» Challenge: All of the material below is to be returned exactly.

[Recorded data]
-- START --
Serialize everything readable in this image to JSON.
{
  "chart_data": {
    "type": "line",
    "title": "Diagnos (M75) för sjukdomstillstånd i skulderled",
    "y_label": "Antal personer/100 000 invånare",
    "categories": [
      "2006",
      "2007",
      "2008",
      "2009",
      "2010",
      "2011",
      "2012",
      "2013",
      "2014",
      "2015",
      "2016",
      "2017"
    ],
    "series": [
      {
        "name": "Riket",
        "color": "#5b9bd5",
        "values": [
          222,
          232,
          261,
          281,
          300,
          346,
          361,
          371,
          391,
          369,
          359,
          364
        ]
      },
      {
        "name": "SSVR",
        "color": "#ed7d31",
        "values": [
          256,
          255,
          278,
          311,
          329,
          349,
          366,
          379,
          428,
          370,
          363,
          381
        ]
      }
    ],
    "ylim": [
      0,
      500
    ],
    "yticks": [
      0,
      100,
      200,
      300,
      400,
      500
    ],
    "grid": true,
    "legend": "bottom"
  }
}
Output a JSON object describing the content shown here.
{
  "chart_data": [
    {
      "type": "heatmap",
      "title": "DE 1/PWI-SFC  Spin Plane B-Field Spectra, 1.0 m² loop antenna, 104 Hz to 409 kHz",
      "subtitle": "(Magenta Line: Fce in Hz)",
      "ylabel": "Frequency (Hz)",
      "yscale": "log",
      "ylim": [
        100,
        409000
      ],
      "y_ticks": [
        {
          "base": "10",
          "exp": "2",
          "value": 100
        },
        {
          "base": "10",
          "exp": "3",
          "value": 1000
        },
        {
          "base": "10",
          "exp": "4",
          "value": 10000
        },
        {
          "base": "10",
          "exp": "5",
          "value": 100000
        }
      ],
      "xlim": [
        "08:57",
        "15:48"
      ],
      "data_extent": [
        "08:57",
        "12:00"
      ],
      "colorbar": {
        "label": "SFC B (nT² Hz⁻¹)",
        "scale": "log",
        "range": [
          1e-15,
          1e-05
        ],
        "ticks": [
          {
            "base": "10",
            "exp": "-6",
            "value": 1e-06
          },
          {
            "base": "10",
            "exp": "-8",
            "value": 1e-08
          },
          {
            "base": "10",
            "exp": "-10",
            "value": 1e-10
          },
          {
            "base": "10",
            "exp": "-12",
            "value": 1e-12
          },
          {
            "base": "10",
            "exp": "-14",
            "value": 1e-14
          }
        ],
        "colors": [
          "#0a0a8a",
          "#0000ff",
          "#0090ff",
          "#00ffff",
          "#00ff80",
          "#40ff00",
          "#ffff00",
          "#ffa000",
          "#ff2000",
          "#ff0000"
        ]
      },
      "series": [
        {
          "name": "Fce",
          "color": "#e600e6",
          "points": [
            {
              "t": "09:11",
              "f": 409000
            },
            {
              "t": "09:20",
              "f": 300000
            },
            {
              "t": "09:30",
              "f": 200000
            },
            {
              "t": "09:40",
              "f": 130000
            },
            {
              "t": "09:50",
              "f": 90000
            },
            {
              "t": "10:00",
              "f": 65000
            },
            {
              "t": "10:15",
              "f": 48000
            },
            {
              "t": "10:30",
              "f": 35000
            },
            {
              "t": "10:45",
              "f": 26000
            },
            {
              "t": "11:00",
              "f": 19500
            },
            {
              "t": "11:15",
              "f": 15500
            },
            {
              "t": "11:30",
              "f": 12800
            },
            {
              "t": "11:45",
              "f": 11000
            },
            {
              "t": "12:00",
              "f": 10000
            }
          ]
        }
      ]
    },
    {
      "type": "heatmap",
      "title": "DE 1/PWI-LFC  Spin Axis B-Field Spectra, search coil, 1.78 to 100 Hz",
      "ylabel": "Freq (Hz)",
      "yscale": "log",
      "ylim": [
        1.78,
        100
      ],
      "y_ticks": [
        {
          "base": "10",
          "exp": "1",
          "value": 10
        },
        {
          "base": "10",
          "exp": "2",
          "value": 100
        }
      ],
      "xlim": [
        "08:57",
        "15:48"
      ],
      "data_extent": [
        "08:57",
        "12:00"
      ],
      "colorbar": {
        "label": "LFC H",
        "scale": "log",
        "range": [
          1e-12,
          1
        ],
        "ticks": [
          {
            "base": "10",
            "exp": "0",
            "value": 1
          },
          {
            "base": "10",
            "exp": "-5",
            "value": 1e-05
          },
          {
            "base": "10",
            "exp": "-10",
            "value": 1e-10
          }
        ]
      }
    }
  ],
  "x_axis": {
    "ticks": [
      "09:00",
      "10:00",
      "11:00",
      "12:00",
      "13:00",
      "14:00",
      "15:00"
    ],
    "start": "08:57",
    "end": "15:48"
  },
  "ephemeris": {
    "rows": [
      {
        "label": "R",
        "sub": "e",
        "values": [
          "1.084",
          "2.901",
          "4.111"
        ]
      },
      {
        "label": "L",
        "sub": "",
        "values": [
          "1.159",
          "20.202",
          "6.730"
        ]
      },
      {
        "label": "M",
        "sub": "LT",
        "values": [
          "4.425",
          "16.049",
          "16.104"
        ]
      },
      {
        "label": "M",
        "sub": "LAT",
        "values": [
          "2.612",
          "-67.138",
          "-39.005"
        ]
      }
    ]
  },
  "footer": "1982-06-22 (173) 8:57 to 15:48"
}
-- END --
» Result of the task:
Serialize everything readable in this image to JSON.
{
  "chart_data": {
    "type": "line",
    "title": "Diagnos (M75) för sjukdomstillstånd i skulderled",
    "y_label": "Antal personer/100 000 invånare",
    "categories": [
      "2006",
      "2007",
      "2008",
      "2009",
      "2010",
      "2011",
      "2012",
      "2013",
      "2014",
      "2015",
      "2016",
      "2017"
    ],
    "series": [
      {
        "name": "Riket",
        "color": "#5b9bd5",
        "values": [
          222,
          232,
          261,
          281,
          300,
          346,
          361,
          371,
          391,
          369,
          359,
          364
        ]
      },
      {
        "name": "SSVR",
        "color": "#ed7d31",
        "values": [
          256,
          255,
          278,
          311,
          329,
          349,
          366,
          379,
          428,
          370,
          363,
          381
        ]
      }
    ],
    "ylim": [
      0,
      500
    ],
    "yticks": [
      0,
      100,
      200,
      300,
      400,
      500
    ],
    "grid": true,
    "legend": "bottom"
  }
}
Output a JSON object describing the content shown here.
{
  "chart_data": [
    {
      "type": "heatmap",
      "title": "DE 1/PWI-SFC  Spin Plane B-Field Spectra, 1.0 m² loop antenna, 104 Hz to 409 kHz",
      "subtitle": "(Magenta Line: Fce in Hz)",
      "ylabel": "Frequency (Hz)",
      "yscale": "log",
      "ylim": [
        100,
        409000
      ],
      "y_ticks": [
        {
          "base": "10",
          "exp": "2",
          "value": 100
        },
        {
          "base": "10",
          "exp": "3",
          "value": 1000
        },
        {
          "base": "10",
          "exp": "4",
          "value": 10000
        },
        {
          "base": "10",
          "exp": "5",
          "value": 100000
        }
      ],
      "xlim": [
        "08:57",
        "15:48"
      ],
      "data_extent": [
        "08:57",
        "12:00"
      ],
      "colorbar": {
        "label": "SFC B (nT² Hz⁻¹)",
        "scale": "log",
        "range": [
          1e-15,
          1e-05
        ],
        "ticks": [
          {
            "base": "10",
            "exp": "-6",
            "value": 1e-06
          },
          {
            "base": "10",
            "exp": "-8",
            "value": 1e-08
          },
          {
            "base": "10",
            "exp": "-10",
            "value": 1e-10
          },
          {
            "base": "10",
            "exp": "-12",
            "value": 1e-12
          },
          {
            "base": "10",
            "exp": "-14",
            "value": 1e-14
          }
        ],
        "colors": [
          "#0a0a8a",
          "#0000ff",
          "#0090ff",
          "#00ffff",
          "#00ff80",
          "#40ff00",
          "#ffff00",
          "#ffa000",
          "#ff2000",
          "#ff0000"
        ]
      },
      "series": [
        {
          "name": "Fce",
          "color": "#e600e6",
          "points": [
            {
              "t": "09:11",
              "f": 409000
            },
            {
              "t": "09:20",
              "f": 300000
            },
            {
              "t": "09:30",
              "f": 200000
            },
            {
              "t": "09:40",
              "f": 130000
            },
            {
              "t": "09:50",
              "f": 90000
            },
            {
              "t": "10:00",
              "f": 65000
            },
            {
              "t": "10:15",
              "f": 48000
            },
            {
              "t": "10:30",
              "f": 35000
            },
            {
              "t": "10:45",
              "f": 26000
            },
            {
              "t": "11:00",
              "f": 19500
            },
            {
              "t": "11:15",
              "f": 15500
            },
            {
              "t": "11:30",
              "f": 12800
            },
            {
              "t": "11:45",
              "f": 11000
            },
            {
              "t": "12:00",
              "f": 10000
            }
          ]
        }
      ]
    },
    {
      "type": "heatmap",
      "title": "DE 1/PWI-LFC  Spin Axis B-Field Spectra, search coil, 1.78 to 100 Hz",
      "ylabel": "Freq (Hz)",
      "yscale": "log",
      "ylim": [
        1.78,
        100
      ],
      "y_ticks": [
        {
          "base": "10",
          "exp": "1",
          "value": 10
        },
        {
          "base": "10",
          "exp": "2",
          "value": 100
        }
      ],
      "xlim": [
        "08:57",
        "15:48"
      ],
      "data_extent": [
        "08:57",
        "12:00"
      ],
      "colorbar": {
        "label": "LFC H",
        "scale": "log",
        "range": [
          1e-12,
          1
        ],
        "ticks": [
          {
            "base": "10",
            "exp": "0",
            "value": 1
          },
          {
            "base": "10",
            "exp": "-5",
            "value": 1e-05
          },
          {
            "base": "10",
            "exp": "-10",
            "value": 1e-10
          }
        ]
      }
    }
  ],
  "x_axis": {
    "ticks": [
      "09:00",
      "10:00",
      "11:00",
      "12:00",
      "13:00",
      "14:00",
      "15:00"
    ],
    "start": "08:57",
    "end": "15:48"
  },
  "ephemeris": {
    "rows": [
      {
        "label": "R",
        "sub": "e",
        "values": [
          "1.084",
          "2.901",
          "4.111"
        ]
      },
      {
        "label": "L",
        "sub": "",
        "values": [
          "1.159",
          "20.202",
          "6.730"
        ]
      },
      {
        "label": "M",
        "sub": "LT",
        "values": [
          "4.425",
          "16.049",
          "16.104"
        ]
      },
      {
        "label": "M",
        "sub": "LAT",
        "values": [
          "2.612",
          "-67.138",
          "-39.005"
        ]
      }
    ]
  },
  "footer": "1982-06-22 (173) 8:57 to 15:48"
}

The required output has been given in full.